AIM OF THE EXERCISE: Omit the pictures and return every entry exactly as written.

>> Start RECORDS SHOWN

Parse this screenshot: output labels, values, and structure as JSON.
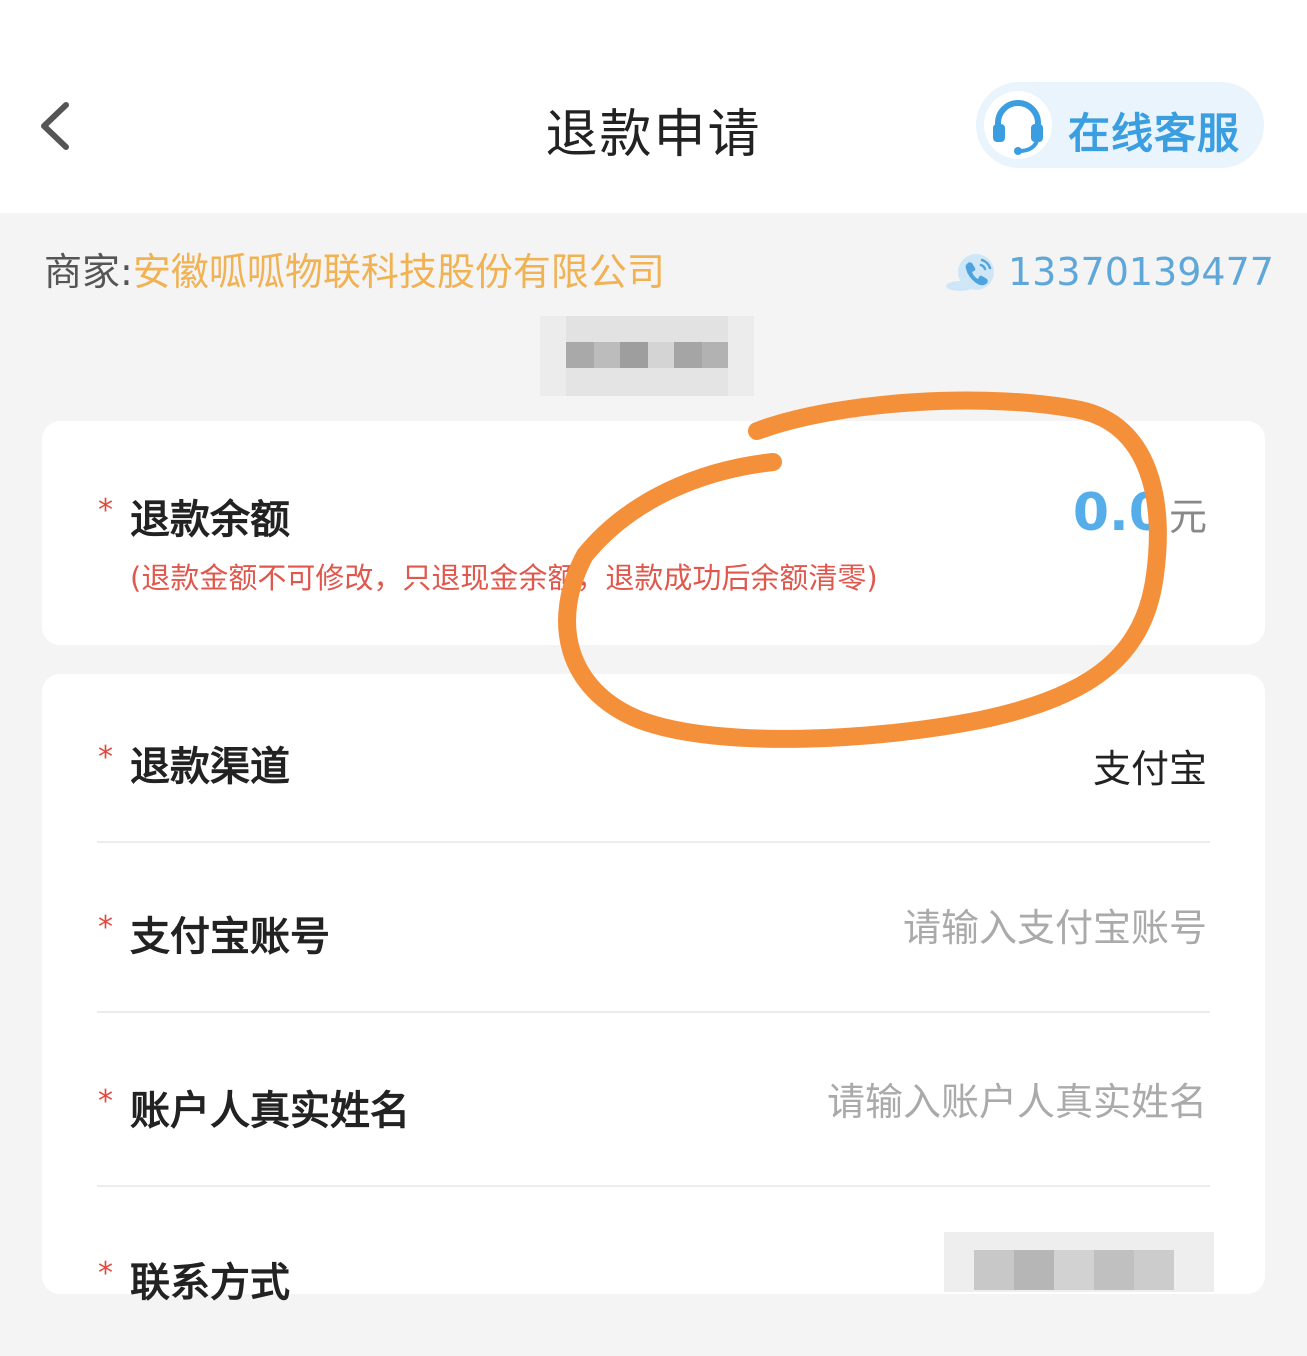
{
  "header": {
    "title": "退款申请",
    "service_label": "在线客服"
  },
  "merchant": {
    "prefix": "商家:",
    "name": "安徽呱呱物联科技股份有限公司",
    "phone": "13370139477"
  },
  "balance": {
    "label": "退款余额",
    "required_mark": "*",
    "note": "(退款金额不可修改，只退现金余额，退款成功后余额清零)",
    "amount": "0.0",
    "unit": "元"
  },
  "form": {
    "channel_label": "退款渠道",
    "channel_value": "支付宝",
    "account_label": "支付宝账号",
    "account_placeholder": "请输入支付宝账号",
    "name_label": "账户人真实姓名",
    "name_placeholder": "请输入账户人真实姓名",
    "contact_label": "联系方式",
    "required_mark": "*"
  },
  "colors": {
    "accent_blue": "#55aeea",
    "merchant_orange": "#f0b253",
    "required_red": "#e04a3f",
    "annotation_orange": "#f5903a"
  },
  "icons": {
    "back": "chevron-left-icon",
    "service": "headset-icon",
    "phone": "phone-icon"
  }
}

>> End RECORDS SHOWN

WORKED SOLUTION:
Parse this screenshot: output labels, values, and structure as JSON.
{
  "header": {
    "title": "退款申请",
    "service_label": "在线客服"
  },
  "merchant": {
    "prefix": "商家:",
    "name": "安徽呱呱物联科技股份有限公司",
    "phone": "13370139477"
  },
  "balance": {
    "label": "退款余额",
    "required_mark": "*",
    "note": "(退款金额不可修改，只退现金余额，退款成功后余额清零)",
    "amount": "0.0",
    "unit": "元"
  },
  "form": {
    "channel_label": "退款渠道",
    "channel_value": "支付宝",
    "account_label": "支付宝账号",
    "account_placeholder": "请输入支付宝账号",
    "name_label": "账户人真实姓名",
    "name_placeholder": "请输入账户人真实姓名",
    "contact_label": "联系方式",
    "required_mark": "*"
  },
  "colors": {
    "accent_blue": "#55aeea",
    "merchant_orange": "#f0b253",
    "required_red": "#e04a3f",
    "annotation_orange": "#f5903a"
  },
  "icons": {
    "back": "chevron-left-icon",
    "service": "headset-icon",
    "phone": "phone-icon"
  }
}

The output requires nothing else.